Exercise aim
Copy each line of the records that holds the string "JSON".

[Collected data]
*-*-*
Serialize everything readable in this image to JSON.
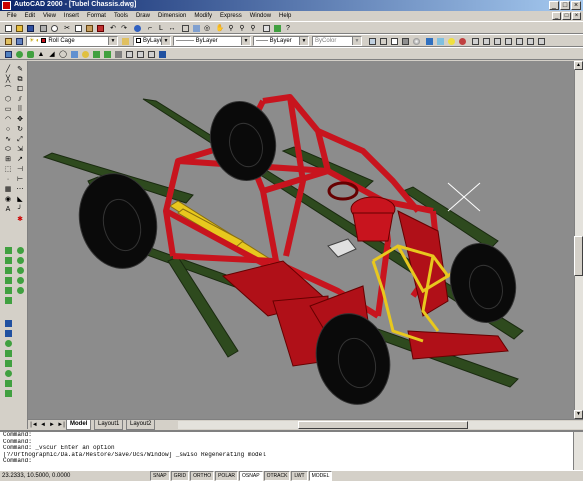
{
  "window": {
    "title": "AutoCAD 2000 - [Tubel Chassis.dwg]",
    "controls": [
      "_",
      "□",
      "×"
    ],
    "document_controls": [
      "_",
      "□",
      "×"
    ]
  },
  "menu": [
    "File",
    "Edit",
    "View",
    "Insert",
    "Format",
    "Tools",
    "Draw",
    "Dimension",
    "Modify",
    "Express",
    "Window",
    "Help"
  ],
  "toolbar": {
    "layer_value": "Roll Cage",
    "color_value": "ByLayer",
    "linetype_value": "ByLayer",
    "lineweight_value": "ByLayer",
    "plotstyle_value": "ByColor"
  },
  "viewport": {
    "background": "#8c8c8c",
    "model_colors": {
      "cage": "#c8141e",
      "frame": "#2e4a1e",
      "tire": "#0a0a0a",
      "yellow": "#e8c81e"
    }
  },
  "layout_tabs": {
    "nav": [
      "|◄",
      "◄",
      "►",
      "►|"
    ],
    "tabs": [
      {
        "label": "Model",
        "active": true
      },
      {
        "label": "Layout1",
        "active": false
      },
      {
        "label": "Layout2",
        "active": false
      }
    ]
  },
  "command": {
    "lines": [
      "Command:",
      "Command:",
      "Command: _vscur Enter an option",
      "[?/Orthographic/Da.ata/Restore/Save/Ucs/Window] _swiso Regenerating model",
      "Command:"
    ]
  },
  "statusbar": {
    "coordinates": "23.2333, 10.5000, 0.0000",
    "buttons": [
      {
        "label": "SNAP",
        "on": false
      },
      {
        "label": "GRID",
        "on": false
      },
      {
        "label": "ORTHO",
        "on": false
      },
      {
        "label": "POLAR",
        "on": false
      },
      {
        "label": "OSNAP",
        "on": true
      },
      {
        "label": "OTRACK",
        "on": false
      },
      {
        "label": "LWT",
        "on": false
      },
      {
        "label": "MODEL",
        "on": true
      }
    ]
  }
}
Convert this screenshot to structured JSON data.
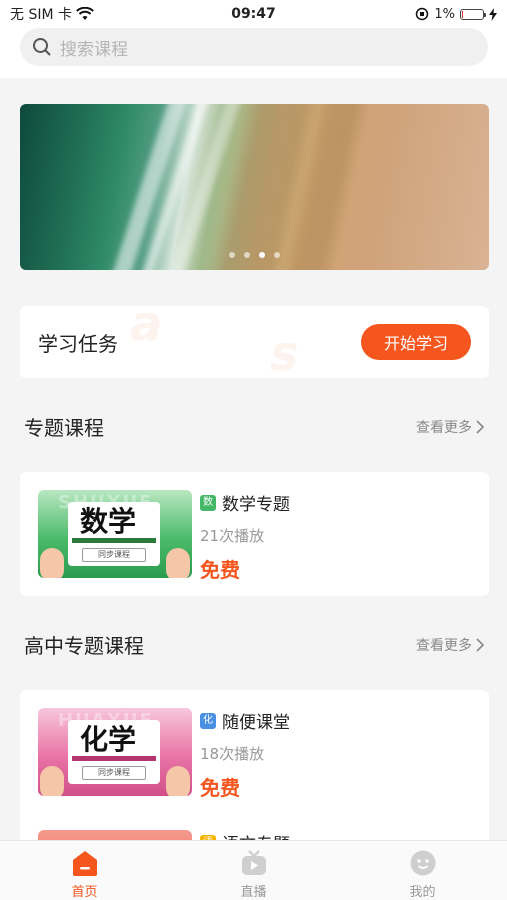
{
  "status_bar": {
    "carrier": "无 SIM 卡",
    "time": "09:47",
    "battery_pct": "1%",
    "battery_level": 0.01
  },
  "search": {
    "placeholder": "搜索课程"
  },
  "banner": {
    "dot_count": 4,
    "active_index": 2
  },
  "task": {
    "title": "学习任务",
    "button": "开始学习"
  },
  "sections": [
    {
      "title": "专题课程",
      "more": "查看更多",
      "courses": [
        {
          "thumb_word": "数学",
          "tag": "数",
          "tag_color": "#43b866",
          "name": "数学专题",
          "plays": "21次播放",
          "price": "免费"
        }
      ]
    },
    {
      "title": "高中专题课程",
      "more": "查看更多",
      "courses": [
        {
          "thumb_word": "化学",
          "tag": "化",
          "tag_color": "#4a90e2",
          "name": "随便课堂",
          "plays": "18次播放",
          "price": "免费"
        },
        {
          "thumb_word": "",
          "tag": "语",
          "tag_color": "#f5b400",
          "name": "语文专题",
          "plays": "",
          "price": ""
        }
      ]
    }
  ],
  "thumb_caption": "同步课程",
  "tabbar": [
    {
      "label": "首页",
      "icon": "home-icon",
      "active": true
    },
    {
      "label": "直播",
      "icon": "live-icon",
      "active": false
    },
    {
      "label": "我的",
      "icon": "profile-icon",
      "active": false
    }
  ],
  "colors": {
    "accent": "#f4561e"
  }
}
*-*-*
Result of the exercise
Serialize everything readable in this image to JSON.
Convert this screenshot to structured JSON data.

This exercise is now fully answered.